**What the exercise asks**.
Which lines have the string "Pulse"? Copy all of them from the entries below.

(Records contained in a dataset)
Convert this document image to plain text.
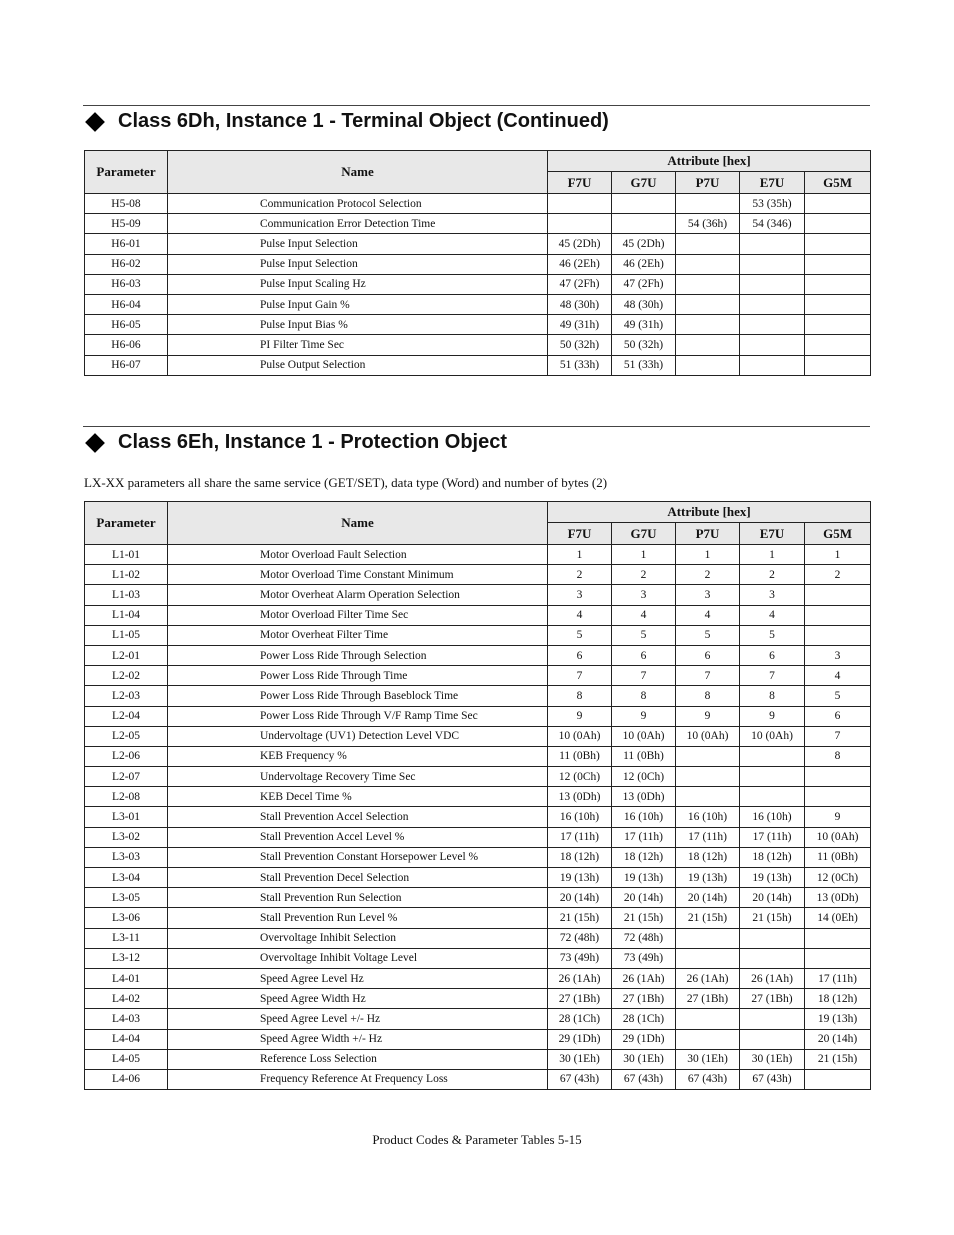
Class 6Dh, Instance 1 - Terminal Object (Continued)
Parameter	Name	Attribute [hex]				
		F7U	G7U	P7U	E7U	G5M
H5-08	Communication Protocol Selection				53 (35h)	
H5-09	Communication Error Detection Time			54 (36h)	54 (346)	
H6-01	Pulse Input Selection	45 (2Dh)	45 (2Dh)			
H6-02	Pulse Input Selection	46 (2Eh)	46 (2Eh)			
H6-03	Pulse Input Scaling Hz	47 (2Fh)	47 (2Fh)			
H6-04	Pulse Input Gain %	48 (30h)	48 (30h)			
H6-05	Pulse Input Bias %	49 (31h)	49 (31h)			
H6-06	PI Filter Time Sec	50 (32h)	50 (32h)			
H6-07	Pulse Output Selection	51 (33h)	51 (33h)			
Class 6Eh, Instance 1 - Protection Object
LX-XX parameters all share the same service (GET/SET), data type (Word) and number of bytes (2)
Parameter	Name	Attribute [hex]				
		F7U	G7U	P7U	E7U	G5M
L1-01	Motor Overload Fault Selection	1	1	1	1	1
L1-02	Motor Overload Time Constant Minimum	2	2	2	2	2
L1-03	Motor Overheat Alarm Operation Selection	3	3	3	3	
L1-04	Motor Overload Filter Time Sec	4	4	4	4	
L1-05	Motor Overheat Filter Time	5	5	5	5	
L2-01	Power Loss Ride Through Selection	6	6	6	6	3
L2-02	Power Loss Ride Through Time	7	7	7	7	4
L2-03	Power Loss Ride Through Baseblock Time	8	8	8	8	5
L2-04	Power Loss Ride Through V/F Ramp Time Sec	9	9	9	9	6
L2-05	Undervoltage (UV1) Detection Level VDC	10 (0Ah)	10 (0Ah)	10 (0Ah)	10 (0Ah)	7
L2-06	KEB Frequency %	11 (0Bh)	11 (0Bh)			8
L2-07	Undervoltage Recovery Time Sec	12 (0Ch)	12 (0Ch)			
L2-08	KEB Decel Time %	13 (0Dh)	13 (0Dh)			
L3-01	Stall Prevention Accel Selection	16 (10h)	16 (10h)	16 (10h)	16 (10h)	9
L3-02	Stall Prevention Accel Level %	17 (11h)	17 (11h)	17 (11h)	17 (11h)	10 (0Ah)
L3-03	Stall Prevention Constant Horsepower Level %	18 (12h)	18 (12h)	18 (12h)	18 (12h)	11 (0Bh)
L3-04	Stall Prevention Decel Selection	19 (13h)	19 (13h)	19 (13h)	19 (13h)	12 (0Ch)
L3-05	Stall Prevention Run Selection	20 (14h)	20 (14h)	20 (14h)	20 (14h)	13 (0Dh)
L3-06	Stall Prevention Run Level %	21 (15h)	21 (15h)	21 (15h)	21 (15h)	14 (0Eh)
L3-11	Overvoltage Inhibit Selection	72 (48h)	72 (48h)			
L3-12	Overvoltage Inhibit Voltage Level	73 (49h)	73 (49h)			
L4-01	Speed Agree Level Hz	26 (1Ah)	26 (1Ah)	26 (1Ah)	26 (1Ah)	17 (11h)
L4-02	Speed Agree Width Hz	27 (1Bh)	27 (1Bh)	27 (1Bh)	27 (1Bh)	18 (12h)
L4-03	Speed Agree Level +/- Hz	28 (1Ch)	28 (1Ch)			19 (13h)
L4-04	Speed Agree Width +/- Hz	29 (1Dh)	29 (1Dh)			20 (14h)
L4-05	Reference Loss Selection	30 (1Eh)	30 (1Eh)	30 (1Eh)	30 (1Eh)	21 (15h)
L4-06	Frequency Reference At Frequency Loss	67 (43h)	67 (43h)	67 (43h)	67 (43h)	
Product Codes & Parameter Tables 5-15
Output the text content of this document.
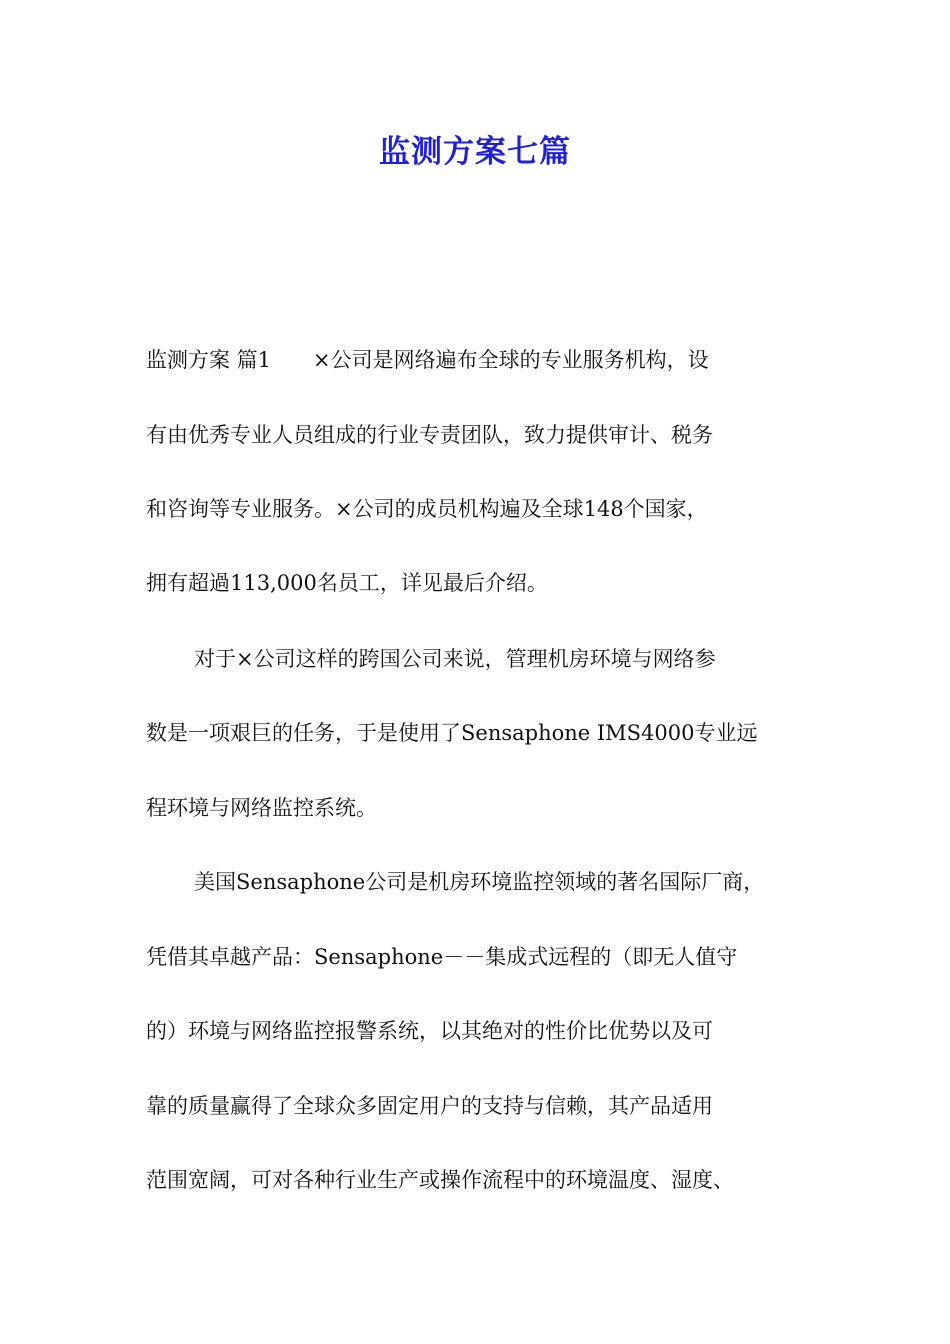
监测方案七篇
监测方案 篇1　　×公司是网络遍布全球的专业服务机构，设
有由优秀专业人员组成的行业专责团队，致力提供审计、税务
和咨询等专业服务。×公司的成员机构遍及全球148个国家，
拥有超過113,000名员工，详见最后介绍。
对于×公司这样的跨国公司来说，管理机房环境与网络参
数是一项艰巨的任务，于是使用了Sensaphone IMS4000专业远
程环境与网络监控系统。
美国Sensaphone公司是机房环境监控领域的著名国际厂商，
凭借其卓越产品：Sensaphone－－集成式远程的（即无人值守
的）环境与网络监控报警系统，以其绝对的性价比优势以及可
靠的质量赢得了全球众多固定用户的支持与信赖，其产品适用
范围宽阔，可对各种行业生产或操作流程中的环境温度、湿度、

**Written answer**.
H6-01	Pulse Input Selection	45 (2Dh)	45 (2Dh)			
H6-02	Pulse Input Selection	46 (2Eh)	46 (2Eh)			
H6-03	Pulse Input Scaling Hz	47 (2Fh)	47 (2Fh)			
H6-04	Pulse Input Gain %	48 (30h)	48 (30h)			
H6-05	Pulse Input Bias %	49 (31h)	49 (31h)			
H6-07	Pulse Output Selection	51 (33h)	51 (33h)			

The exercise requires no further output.